Dataset content =>
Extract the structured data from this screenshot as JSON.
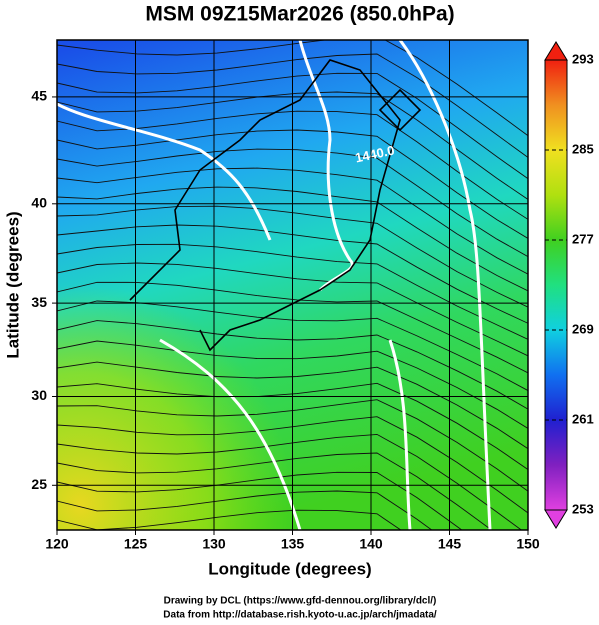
{
  "chart_data": {
    "type": "map",
    "title": "MSM 09Z15Mar2026 (850.0hPa)",
    "xlabel": "Longitude (degrees)",
    "ylabel": "Latitude  (degrees)",
    "xlim": [
      120,
      150
    ],
    "xticks": [
      120,
      125,
      130,
      135,
      140,
      145,
      150
    ],
    "ylim": [
      22.4,
      47.5
    ],
    "yticks": [
      25,
      30,
      35,
      40,
      45
    ],
    "projection": "mercator",
    "grid": true,
    "contour_labels": [
      "1440.0"
    ],
    "colorbar": {
      "lim": [
        253,
        293
      ],
      "ticks": [
        253,
        261,
        269,
        277,
        285,
        293
      ],
      "colors": [
        "#e040e0",
        "#8020c0",
        "#2020d0",
        "#1070f0",
        "#10d0e0",
        "#20e080",
        "#40d020",
        "#b0e010",
        "#f0e020",
        "#f09020",
        "#f02010"
      ]
    },
    "credits": [
      "Drawing by DCL (https://www.gfd-dennou.org/library/dcl/)",
      "Data from http://database.rish.kyoto-u.ac.jp/arch/jmadata/"
    ]
  }
}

Direction =>
Each entry above is to be written out again unchanged, apart from the pictures, which are left out.

Response for this exercise =>
Extract the structured data from this screenshot as JSON.
{
  "chart_data": {
    "type": "map",
    "title": "MSM 09Z15Mar2026 (850.0hPa)",
    "xlabel": "Longitude (degrees)",
    "ylabel": "Latitude  (degrees)",
    "xlim": [
      120,
      150
    ],
    "xticks": [
      120,
      125,
      130,
      135,
      140,
      145,
      150
    ],
    "ylim": [
      22.4,
      47.5
    ],
    "yticks": [
      25,
      30,
      35,
      40,
      45
    ],
    "projection": "mercator",
    "grid": true,
    "contour_labels": [
      "1440.0"
    ],
    "colorbar": {
      "lim": [
        253,
        293
      ],
      "ticks": [
        253,
        261,
        269,
        277,
        285,
        293
      ],
      "colors": [
        "#e040e0",
        "#8020c0",
        "#2020d0",
        "#1070f0",
        "#10d0e0",
        "#20e080",
        "#40d020",
        "#b0e010",
        "#f0e020",
        "#f09020",
        "#f02010"
      ]
    },
    "credits": [
      "Drawing by DCL (https://www.gfd-dennou.org/library/dcl/)",
      "Data from http://database.rish.kyoto-u.ac.jp/arch/jmadata/"
    ]
  }
}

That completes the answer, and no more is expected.